**WHAT YOU WILL DO**. Everything in the listing except the pictures should be written out exactly.

**Dataset records on visual material**.
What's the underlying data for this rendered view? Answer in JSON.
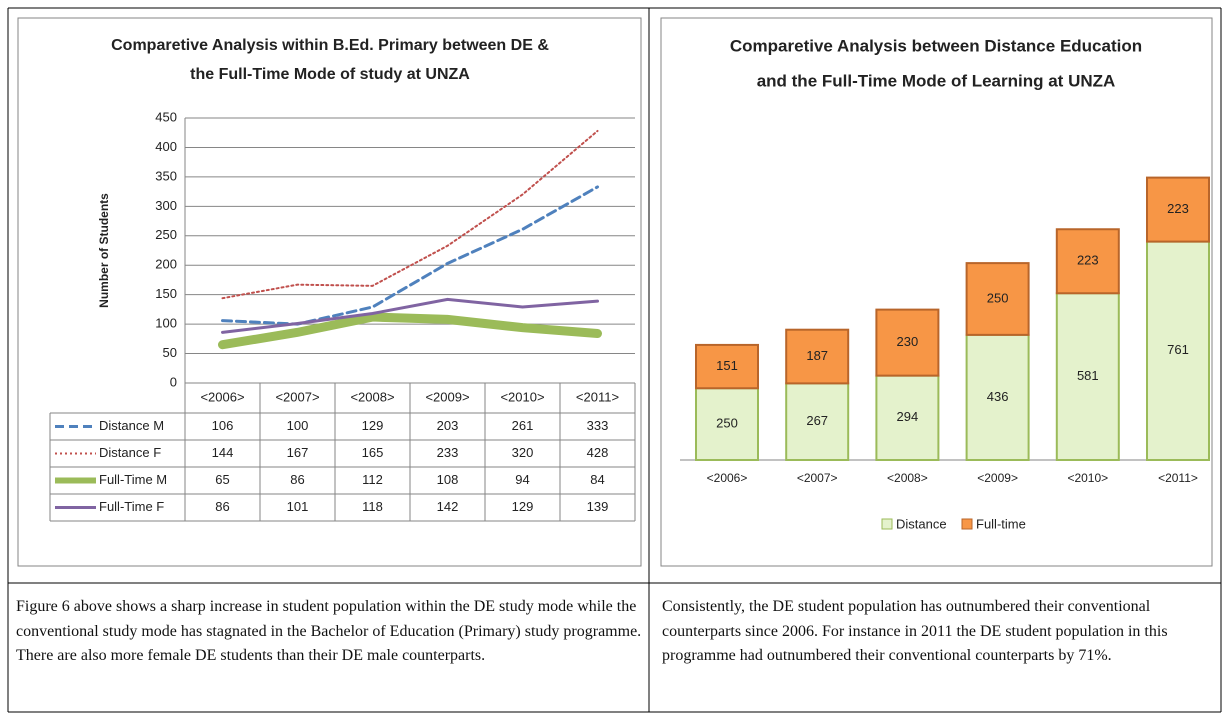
{
  "chart_data": [
    {
      "type": "line",
      "title": [
        "Comparetive Analysis within B.Ed. Primary between DE &",
        "the Full-Time Mode of study at UNZA"
      ],
      "y_label": "Number of Students",
      "categories": [
        "<2006>",
        "<2007>",
        "<2008>",
        "<2009>",
        "<2010>",
        "<2011>"
      ],
      "ylim": [
        0,
        450
      ],
      "yticks": [
        0,
        50,
        100,
        150,
        200,
        250,
        300,
        350,
        400,
        450
      ],
      "grid": true,
      "series": [
        {
          "name": "Distance M",
          "color": "#4f81bd",
          "linestyle": "dashed",
          "linewidth": 3,
          "values": [
            106,
            100,
            129,
            203,
            261,
            333
          ]
        },
        {
          "name": "Distance F",
          "color": "#c0504d",
          "linestyle": "dotted",
          "linewidth": 2,
          "values": [
            144,
            167,
            165,
            233,
            320,
            428
          ]
        },
        {
          "name": "Full-Time M",
          "color": "#9bbb59",
          "linestyle": "solid",
          "linewidth": 9,
          "values": [
            65,
            86,
            112,
            108,
            94,
            84
          ]
        },
        {
          "name": "Full-Time F",
          "color": "#8064a2",
          "linestyle": "solid",
          "linewidth": 3,
          "values": [
            86,
            101,
            118,
            142,
            129,
            139
          ]
        }
      ]
    },
    {
      "type": "stacked-bar",
      "title": [
        "Comparetive Analysis between Distance Education",
        "and the Full-Time Mode of Learning  at UNZA"
      ],
      "categories": [
        "<2006>",
        "<2007>",
        "<2008>",
        "<2009>",
        "<2010>",
        "<2011>"
      ],
      "legend": "bottom",
      "series": [
        {
          "name": "Distance",
          "color": "#e4f2cc",
          "values": [
            250,
            267,
            294,
            436,
            581,
            761
          ]
        },
        {
          "name": "Full-time",
          "color": "#f79646",
          "values": [
            151,
            187,
            230,
            250,
            223,
            223
          ]
        }
      ]
    }
  ],
  "paragraphs": [
    "Figure 6 above shows a sharp increase in student population within the DE study mode while the conventional study mode has stagnated in the Bachelor of Education (Primary) study programme. There are also more female DE students than their DE male counterparts.",
    "Consistently, the DE student population has outnumbered their conventional counterparts since 2006. For instance in 2011 the DE student population in this programme had outnumbered their conventional counterparts by 71%."
  ]
}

**FINISHED TASK**.
What's the underlying data for this rendered view? Answer in JSON.
{
  "chart_data": [
    {
      "type": "line",
      "title": [
        "Comparetive Analysis within B.Ed. Primary between DE &",
        "the Full-Time Mode of study at UNZA"
      ],
      "y_label": "Number of Students",
      "categories": [
        "<2006>",
        "<2007>",
        "<2008>",
        "<2009>",
        "<2010>",
        "<2011>"
      ],
      "ylim": [
        0,
        450
      ],
      "yticks": [
        0,
        50,
        100,
        150,
        200,
        250,
        300,
        350,
        400,
        450
      ],
      "grid": true,
      "series": [
        {
          "name": "Distance M",
          "color": "#4f81bd",
          "linestyle": "dashed",
          "linewidth": 3,
          "values": [
            106,
            100,
            129,
            203,
            261,
            333
          ]
        },
        {
          "name": "Distance F",
          "color": "#c0504d",
          "linestyle": "dotted",
          "linewidth": 2,
          "values": [
            144,
            167,
            165,
            233,
            320,
            428
          ]
        },
        {
          "name": "Full-Time M",
          "color": "#9bbb59",
          "linestyle": "solid",
          "linewidth": 9,
          "values": [
            65,
            86,
            112,
            108,
            94,
            84
          ]
        },
        {
          "name": "Full-Time F",
          "color": "#8064a2",
          "linestyle": "solid",
          "linewidth": 3,
          "values": [
            86,
            101,
            118,
            142,
            129,
            139
          ]
        }
      ]
    },
    {
      "type": "stacked-bar",
      "title": [
        "Comparetive Analysis between Distance Education",
        "and the Full-Time Mode of Learning  at UNZA"
      ],
      "categories": [
        "<2006>",
        "<2007>",
        "<2008>",
        "<2009>",
        "<2010>",
        "<2011>"
      ],
      "legend": "bottom",
      "series": [
        {
          "name": "Distance",
          "color": "#e4f2cc",
          "values": [
            250,
            267,
            294,
            436,
            581,
            761
          ]
        },
        {
          "name": "Full-time",
          "color": "#f79646",
          "values": [
            151,
            187,
            230,
            250,
            223,
            223
          ]
        }
      ]
    }
  ],
  "paragraphs": [
    "Figure 6 above shows a sharp increase in student population within the DE study mode while the conventional study mode has stagnated in the Bachelor of Education (Primary) study programme. There are also more female DE students than their DE male counterparts.",
    "Consistently, the DE student population has outnumbered their conventional counterparts since 2006. For instance in 2011 the DE student population in this programme had outnumbered their conventional counterparts by 71%."
  ]
}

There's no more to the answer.